» **DESCRIPTION OF THE TASK**
Copy out each line featuring the string "Configure" from the entries beneath.

Saved data entries
= = = = = = =
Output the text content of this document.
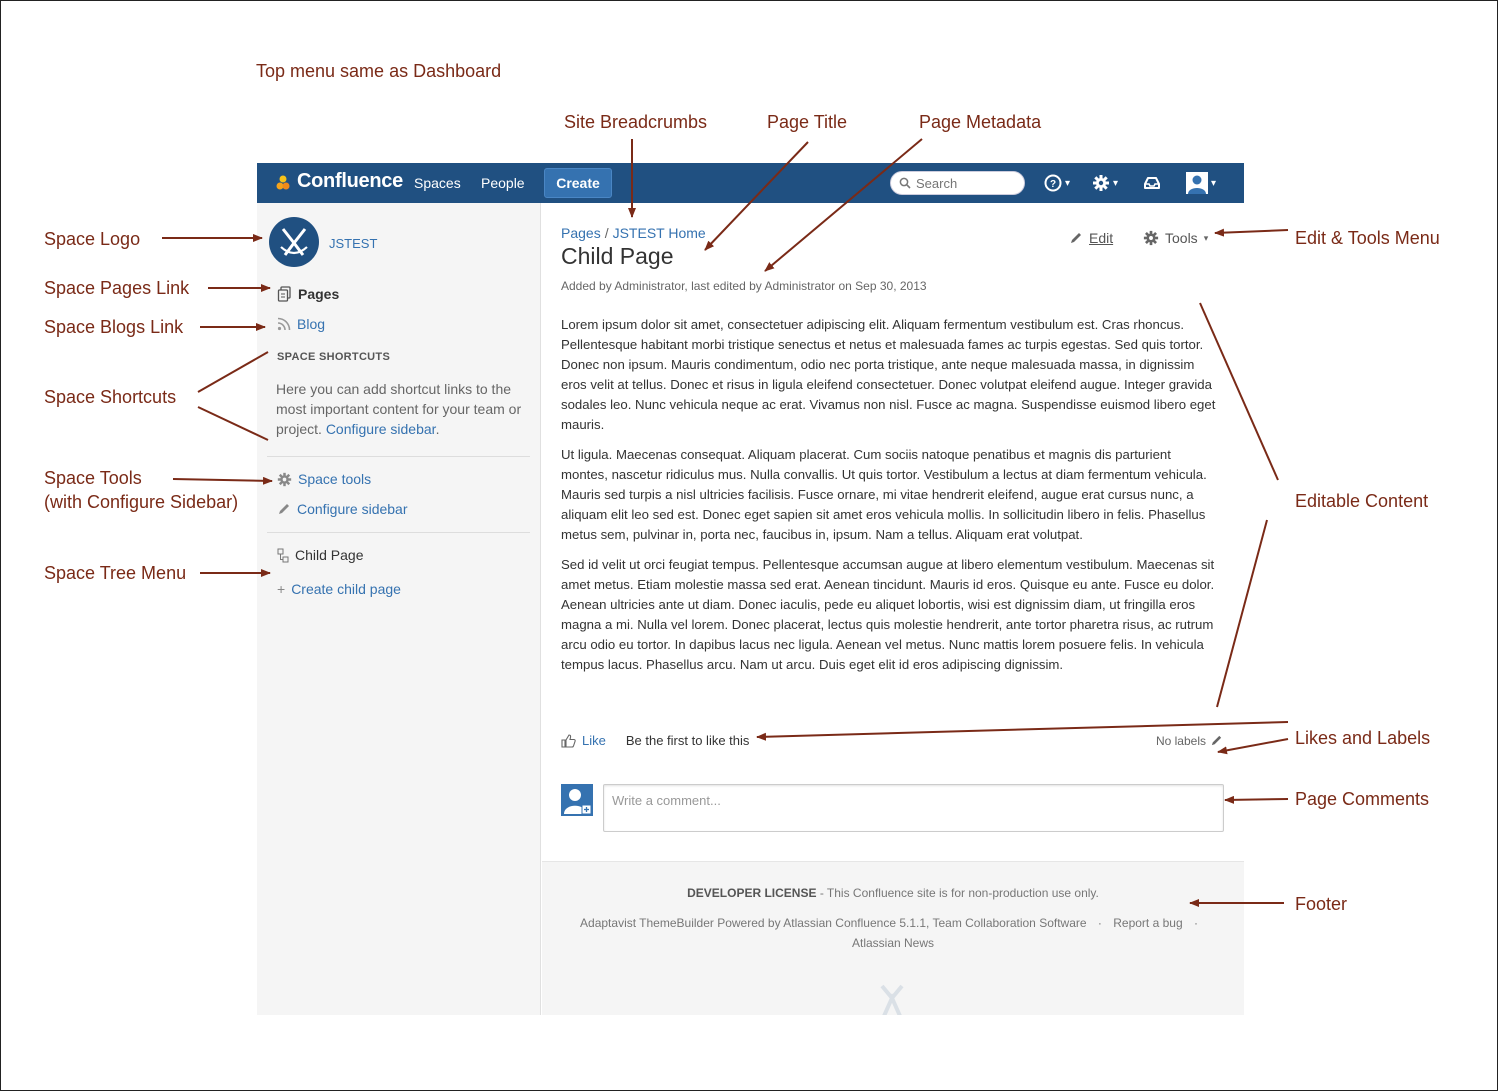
Top menu same as Dashboard
Site Breadcrumbs	Page Title	Page Metadata
Space Logo
Space Pages Link
Space Blogs Link
Space Shortcuts
Space Tools
(with Configure Sidebar)
Space Tree Menu
Edit & Tools Menu
Editable Content
Likes and Labels
Page Comments
Footer
Confluence Spaces People	Create
Search	? ▾	▾	▾
JSTEST
Pages
Blog
SPACE SHORTCUTS
Here you can add shortcut links to the most important content for your team or project. Configure sidebar.
Space tools
Configure sidebar
Child Page
+ Create child page
Pages / JSTEST Home
Child Page
Added by Administrator, last edited by Administrator on Sep 30, 2013
Edit	Tools ▾

Lorem ipsum dolor sit amet, consectetuer adipiscing elit. Aliquam fermentum vestibulum est. Cras rhoncus. Pellentesque habitant morbi tristique senectus et netus et malesuada fames ac turpis egestas. Sed quis tortor. Donec non ipsum. Mauris condimentum, odio nec porta tristique, ante neque malesuada massa, in dignissim eros velit at tellus. Donec et risus in ligula eleifend consectetuer. Donec volutpat eleifend augue. Integer gravida sodales leo. Nunc vehicula neque ac erat. Vivamus non nisl. Fusce ac magna. Suspendisse euismod libero eget mauris.

Ut ligula. Maecenas consequat. Aliquam placerat. Cum sociis natoque penatibus et magnis dis parturient montes, nascetur ridiculus mus. Nulla convallis. Ut quis tortor. Vestibulum a lectus at diam fermentum vehicula. Mauris sed turpis a nisl ultricies facilisis. Fusce ornare, mi vitae hendrerit eleifend, augue erat cursus nunc, a aliquam elit leo sed est. Donec eget sapien sit amet eros vehicula mollis. In sollicitudin libero in felis. Phasellus metus sem, pulvinar in, porta nec, faucibus in, ipsum. Nam a tellus. Aliquam erat volutpat.

Sed id velit ut orci feugiat tempus. Pellentesque accumsan augue at libero elementum vestibulum. Maecenas sit amet metus. Etiam molestie massa sed erat. Aenean tincidunt. Mauris id eros. Quisque eu ante. Fusce eu dolor. Aenean ultricies ante ut diam. Donec iaculis, pede eu aliquet lobortis, wisi est dignissim diam, ut fringilla eros magna a mi. Nulla vel lorem. Donec placerat, lectus quis molestie hendrerit, ante tortor pharetra risus, ac rutrum arcu odio eu tortor. In dapibus lacus nec ligula. Aenean vel metus. Nunc mattis lorem posuere felis. In vehicula tempus lacus. Phasellus arcu. Nam ut arcu. Duis eget elit id eros adipiscing dignissim.

Like Be the first to like this	No labels
Write a comment...
DEVELOPER LICENSE - This Confluence site is for non-production use only.
Adaptavist ThemeBuilder Powered by Atlassian Confluence 5.1.1, Team Collaboration Software · Report a bug ·
Atlassian News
= = = = = = =
» **EXPECTED ANSWER**
(with Configure Sidebar)
Here you can add shortcut links to the most important content for your team or project. Configure sidebar.
Configure sidebar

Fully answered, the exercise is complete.